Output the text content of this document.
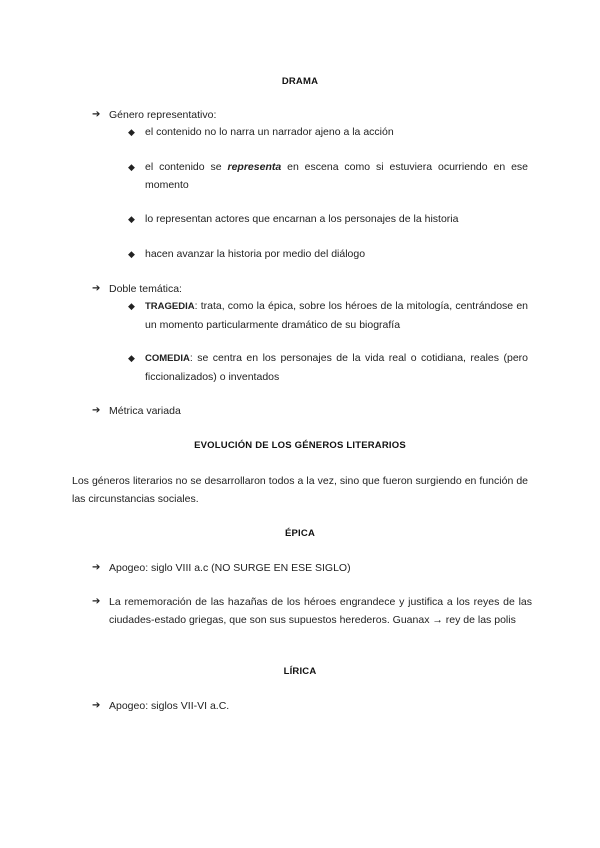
DRAMA
➔ Género representativo:
◆ el contenido no lo narra un narrador ajeno a la acción
◆ el contenido se representa en escena como si estuviera ocurriendo en ese momento
◆ lo representan actores que encarnan a los personajes de la historia
◆ hacen avanzar la historia por medio del diálogo
➔ Doble temática:
◆ TRAGEDIA: trata, como la épica, sobre los héroes de la mitología, centrándose en un momento particularmente dramático de su biografía
◆ COMEDIA: se centra en los personajes de la vida real o cotidiana, reales (pero ficcionalizados) o inventados
➔ Métrica variada
EVOLUCIÓN DE LOS GÉNEROS LITERARIOS
Los géneros literarios no se desarrollaron todos a la vez, sino que fueron surgiendo en función de las circunstancias sociales.
ÉPICA
➔ Apogeo: siglo VIII a.c (NO SURGE EN ESE SIGLO)
➔ La rememoración de las hazañas de los héroes engrandece y justifica a los reyes de las ciudades-estado griegas, que son sus supuestos herederos. Guanax → rey de las polis
LÍRICA
➔ Apogeo: siglos VII-VI a.C.
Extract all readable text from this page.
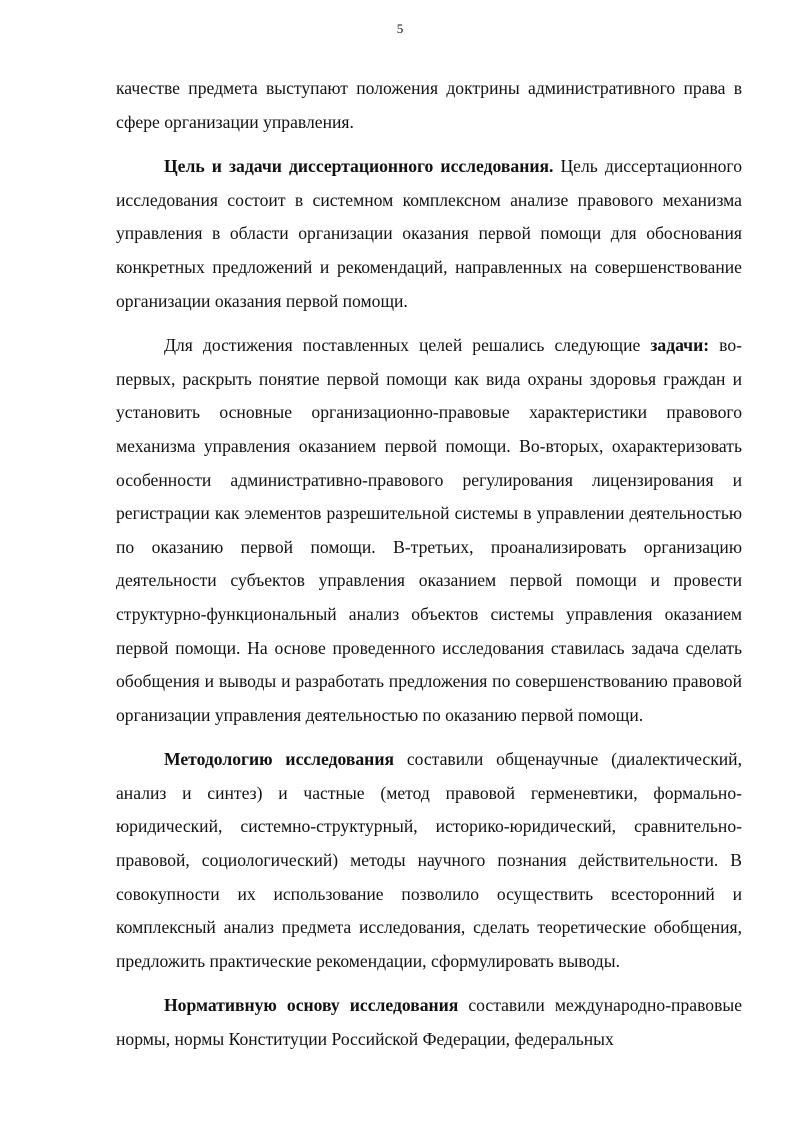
5

качестве предмета выступают положения доктрины административного права в сфере организации управления.

Цель и задачи диссертационного исследования. Цель диссертационного исследования состоит в системном комплексном анализе правового механизма управления в области организации оказания первой помощи для обоснования конкретных предложений и рекомендаций, направленных на совершенствование организации оказания первой помощи.

Для достижения поставленных целей решались следующие задачи: во-первых, раскрыть понятие первой помощи как вида охраны здоровья граждан и установить основные организационно-правовые характеристики правового механизма управления оказанием первой помощи. Во-вторых, охарактеризовать особенности административно-правового регулирования лицензирования и регистрации как элементов разрешительной системы в управлении деятельностью по оказанию первой помощи. В-третьих, проанализировать организацию деятельности субъектов управления оказанием первой помощи и провести структурно-функциональный анализ объектов системы управления оказанием первой помощи. На основе проведенного исследования ставилась задача сделать обобщения и выводы и разработать предложения по совершенствованию правовой организации управления деятельностью по оказанию первой помощи.

Методологию исследования составили общенаучные (диалектический, анализ и синтез) и частные (метод правовой герменевтики, формально-юридический, системно-структурный, историко-юридический, сравнительно-правовой, социологический) методы научного познания действительности. В совокупности их использование позволило осуществить всесторонний и комплексный анализ предмета исследования, сделать теоретические обобщения, предложить практические рекомендации, сформулировать выводы.

Нормативную основу исследования составили международно-правовые нормы, нормы Конституции Российской Федерации, федеральных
***
Prompt: Only a number is expected here: the count of lines in the listing that hold the string "personajes".

Task solution: 2